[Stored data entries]
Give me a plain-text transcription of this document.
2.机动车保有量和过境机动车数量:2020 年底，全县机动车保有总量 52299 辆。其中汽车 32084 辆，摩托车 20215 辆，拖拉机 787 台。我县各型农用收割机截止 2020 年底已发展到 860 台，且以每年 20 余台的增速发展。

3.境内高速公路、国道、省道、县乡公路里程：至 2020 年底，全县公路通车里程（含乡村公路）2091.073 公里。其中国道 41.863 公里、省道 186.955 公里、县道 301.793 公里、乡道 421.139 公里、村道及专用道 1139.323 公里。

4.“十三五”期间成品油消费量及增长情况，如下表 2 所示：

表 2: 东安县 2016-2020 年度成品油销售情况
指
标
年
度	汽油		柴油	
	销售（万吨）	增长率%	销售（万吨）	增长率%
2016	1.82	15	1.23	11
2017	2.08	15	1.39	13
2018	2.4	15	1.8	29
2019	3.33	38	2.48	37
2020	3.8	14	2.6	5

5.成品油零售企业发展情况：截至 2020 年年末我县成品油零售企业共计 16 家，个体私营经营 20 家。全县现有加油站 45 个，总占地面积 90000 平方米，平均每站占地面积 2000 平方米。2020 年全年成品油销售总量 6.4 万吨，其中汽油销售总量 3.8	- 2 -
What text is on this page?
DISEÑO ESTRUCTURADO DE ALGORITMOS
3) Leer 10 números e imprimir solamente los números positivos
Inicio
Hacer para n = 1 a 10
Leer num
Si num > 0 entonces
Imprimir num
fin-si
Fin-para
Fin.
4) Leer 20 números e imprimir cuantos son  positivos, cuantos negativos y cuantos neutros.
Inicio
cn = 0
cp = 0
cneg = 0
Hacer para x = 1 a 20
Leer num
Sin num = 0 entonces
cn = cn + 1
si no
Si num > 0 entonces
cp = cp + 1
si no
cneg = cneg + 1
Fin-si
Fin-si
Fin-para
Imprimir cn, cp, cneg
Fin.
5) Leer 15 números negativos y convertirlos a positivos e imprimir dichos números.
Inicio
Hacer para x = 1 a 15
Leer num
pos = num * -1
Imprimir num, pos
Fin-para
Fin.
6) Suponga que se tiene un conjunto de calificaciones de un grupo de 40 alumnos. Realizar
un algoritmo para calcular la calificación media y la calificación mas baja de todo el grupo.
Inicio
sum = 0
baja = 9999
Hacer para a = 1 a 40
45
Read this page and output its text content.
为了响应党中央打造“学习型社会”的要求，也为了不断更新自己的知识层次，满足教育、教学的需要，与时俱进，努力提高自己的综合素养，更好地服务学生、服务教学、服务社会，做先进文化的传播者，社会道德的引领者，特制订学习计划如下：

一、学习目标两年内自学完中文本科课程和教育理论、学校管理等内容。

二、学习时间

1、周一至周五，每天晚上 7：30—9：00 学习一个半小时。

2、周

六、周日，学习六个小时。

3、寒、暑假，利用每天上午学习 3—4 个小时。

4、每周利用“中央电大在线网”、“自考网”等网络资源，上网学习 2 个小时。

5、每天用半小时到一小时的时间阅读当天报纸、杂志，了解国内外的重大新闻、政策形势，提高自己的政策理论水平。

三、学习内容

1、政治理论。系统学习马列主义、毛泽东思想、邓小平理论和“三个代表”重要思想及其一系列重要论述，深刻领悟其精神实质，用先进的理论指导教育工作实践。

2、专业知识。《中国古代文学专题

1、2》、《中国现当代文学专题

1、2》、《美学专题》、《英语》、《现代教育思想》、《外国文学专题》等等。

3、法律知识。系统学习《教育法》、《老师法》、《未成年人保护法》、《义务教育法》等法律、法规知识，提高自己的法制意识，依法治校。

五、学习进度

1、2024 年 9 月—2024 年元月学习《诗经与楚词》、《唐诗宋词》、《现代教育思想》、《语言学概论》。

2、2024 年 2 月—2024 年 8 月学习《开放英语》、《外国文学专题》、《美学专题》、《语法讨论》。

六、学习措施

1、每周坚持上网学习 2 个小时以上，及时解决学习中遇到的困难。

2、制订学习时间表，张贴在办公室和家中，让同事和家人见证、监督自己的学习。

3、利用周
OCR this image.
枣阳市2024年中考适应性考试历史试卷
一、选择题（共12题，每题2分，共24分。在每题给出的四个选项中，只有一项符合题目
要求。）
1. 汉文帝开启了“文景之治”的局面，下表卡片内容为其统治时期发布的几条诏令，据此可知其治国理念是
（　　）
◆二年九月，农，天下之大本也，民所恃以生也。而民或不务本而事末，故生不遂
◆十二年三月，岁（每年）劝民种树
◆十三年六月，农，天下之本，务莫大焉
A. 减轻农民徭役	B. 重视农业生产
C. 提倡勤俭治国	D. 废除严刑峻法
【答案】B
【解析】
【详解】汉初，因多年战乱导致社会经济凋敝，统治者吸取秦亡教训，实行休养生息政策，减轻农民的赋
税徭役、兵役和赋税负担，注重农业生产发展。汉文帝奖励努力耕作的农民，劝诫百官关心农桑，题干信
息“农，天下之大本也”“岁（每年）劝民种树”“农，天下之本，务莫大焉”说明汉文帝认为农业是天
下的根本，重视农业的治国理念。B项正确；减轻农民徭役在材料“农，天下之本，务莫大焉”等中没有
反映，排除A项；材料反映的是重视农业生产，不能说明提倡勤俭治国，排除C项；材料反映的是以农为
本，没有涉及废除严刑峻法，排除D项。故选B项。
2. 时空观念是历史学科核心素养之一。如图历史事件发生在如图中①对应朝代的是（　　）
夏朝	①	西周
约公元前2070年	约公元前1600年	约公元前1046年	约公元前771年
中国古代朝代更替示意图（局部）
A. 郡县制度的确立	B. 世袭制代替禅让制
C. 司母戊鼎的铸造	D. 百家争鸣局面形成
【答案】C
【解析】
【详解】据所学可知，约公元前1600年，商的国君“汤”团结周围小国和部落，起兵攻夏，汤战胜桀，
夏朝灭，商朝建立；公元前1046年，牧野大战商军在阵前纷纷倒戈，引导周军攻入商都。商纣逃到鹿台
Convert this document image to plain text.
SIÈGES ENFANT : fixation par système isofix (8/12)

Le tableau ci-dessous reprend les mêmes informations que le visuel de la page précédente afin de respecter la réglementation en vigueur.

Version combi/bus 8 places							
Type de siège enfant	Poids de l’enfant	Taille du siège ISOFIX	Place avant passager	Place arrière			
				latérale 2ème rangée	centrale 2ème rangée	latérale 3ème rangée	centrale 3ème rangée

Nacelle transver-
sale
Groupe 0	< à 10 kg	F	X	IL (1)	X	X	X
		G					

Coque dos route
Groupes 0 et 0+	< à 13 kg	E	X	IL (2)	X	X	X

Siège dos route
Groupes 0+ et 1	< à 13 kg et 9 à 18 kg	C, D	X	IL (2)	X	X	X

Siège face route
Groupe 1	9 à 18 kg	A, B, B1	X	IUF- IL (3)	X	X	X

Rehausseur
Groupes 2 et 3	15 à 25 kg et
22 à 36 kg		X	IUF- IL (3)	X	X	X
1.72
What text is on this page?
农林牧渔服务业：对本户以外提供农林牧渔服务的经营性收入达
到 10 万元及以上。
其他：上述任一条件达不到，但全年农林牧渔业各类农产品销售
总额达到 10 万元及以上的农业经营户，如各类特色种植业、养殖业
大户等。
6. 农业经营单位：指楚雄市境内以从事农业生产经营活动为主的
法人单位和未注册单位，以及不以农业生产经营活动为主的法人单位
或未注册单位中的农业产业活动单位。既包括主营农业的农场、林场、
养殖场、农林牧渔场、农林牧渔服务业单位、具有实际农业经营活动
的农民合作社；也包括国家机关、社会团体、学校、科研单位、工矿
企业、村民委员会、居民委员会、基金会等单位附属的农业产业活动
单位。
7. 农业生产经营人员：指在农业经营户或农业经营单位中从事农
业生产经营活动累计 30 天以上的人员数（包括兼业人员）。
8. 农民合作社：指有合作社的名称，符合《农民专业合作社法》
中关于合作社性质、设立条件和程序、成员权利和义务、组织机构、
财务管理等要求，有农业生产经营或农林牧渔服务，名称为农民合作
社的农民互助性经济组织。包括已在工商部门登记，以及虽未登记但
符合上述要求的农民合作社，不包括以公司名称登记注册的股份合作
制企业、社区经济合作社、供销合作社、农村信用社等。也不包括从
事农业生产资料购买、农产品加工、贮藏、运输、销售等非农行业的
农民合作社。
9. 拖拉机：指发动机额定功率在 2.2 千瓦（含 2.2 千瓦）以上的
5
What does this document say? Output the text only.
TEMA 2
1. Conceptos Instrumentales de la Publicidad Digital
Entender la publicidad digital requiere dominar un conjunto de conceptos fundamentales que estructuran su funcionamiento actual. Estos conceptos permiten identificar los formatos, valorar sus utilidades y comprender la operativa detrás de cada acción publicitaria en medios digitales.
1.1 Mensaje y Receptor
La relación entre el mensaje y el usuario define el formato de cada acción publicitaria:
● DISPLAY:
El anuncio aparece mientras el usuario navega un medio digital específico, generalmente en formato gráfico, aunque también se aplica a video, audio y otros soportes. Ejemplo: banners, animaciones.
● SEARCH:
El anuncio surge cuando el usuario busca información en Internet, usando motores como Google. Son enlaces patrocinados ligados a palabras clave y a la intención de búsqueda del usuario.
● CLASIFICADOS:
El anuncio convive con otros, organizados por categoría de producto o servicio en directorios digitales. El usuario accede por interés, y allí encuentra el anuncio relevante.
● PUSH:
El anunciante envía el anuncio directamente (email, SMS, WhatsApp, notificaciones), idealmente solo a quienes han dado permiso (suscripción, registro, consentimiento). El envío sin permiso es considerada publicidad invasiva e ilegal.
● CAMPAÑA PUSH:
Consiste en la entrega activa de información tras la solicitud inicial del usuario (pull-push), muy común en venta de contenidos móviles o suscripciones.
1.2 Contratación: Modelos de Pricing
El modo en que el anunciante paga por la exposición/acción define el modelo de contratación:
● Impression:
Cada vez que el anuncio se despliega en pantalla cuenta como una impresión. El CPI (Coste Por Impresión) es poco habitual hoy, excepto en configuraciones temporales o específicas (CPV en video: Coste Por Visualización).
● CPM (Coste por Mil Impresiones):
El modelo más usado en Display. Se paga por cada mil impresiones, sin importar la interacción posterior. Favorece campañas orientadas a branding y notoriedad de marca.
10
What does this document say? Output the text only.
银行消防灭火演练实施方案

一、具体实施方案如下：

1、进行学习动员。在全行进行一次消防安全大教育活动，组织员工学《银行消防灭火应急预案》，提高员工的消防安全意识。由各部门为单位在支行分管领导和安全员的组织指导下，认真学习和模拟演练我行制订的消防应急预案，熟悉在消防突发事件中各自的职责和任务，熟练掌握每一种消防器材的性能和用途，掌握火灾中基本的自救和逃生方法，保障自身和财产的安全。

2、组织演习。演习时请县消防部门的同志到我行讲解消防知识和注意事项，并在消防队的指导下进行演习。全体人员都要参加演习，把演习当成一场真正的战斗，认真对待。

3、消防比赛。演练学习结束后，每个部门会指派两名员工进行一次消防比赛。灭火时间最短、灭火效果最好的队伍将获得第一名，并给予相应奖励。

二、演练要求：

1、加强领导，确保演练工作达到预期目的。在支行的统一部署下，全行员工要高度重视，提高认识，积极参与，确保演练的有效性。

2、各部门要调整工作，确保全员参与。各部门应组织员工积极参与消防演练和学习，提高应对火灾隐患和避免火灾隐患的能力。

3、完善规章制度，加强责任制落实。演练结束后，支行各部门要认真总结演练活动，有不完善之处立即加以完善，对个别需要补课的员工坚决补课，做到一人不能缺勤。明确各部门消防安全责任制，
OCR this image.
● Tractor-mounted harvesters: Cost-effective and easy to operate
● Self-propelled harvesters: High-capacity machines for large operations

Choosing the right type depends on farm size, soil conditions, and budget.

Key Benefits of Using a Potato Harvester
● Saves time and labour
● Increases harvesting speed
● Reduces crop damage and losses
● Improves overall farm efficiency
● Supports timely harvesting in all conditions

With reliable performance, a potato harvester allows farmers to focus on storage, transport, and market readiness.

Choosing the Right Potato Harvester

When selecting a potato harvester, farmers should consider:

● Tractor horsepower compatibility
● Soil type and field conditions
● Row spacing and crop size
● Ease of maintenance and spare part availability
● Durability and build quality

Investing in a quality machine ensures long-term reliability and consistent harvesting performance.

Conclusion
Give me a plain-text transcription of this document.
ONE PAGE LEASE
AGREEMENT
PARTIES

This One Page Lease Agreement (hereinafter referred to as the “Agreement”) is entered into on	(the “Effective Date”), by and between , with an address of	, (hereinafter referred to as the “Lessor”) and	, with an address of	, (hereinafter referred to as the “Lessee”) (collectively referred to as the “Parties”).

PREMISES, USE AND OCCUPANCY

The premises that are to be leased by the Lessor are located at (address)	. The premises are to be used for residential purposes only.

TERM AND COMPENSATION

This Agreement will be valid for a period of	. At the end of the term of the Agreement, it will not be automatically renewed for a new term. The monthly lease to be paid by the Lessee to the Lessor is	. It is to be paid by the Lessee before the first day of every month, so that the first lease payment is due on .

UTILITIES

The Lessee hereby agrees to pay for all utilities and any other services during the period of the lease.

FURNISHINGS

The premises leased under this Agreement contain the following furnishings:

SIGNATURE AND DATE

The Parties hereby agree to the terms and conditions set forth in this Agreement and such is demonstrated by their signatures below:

**DIRECTION**: Select the lines from the entries that include the word "positivos".

**ANSWER IN FULL**:
3) Leer 10 números e imprimir solamente los números positivos
4) Leer 20 números e imprimir cuantos son  positivos, cuantos negativos y cuantos neutros.
5) Leer 15 números negativos y convertirlos a positivos e imprimir dichos números.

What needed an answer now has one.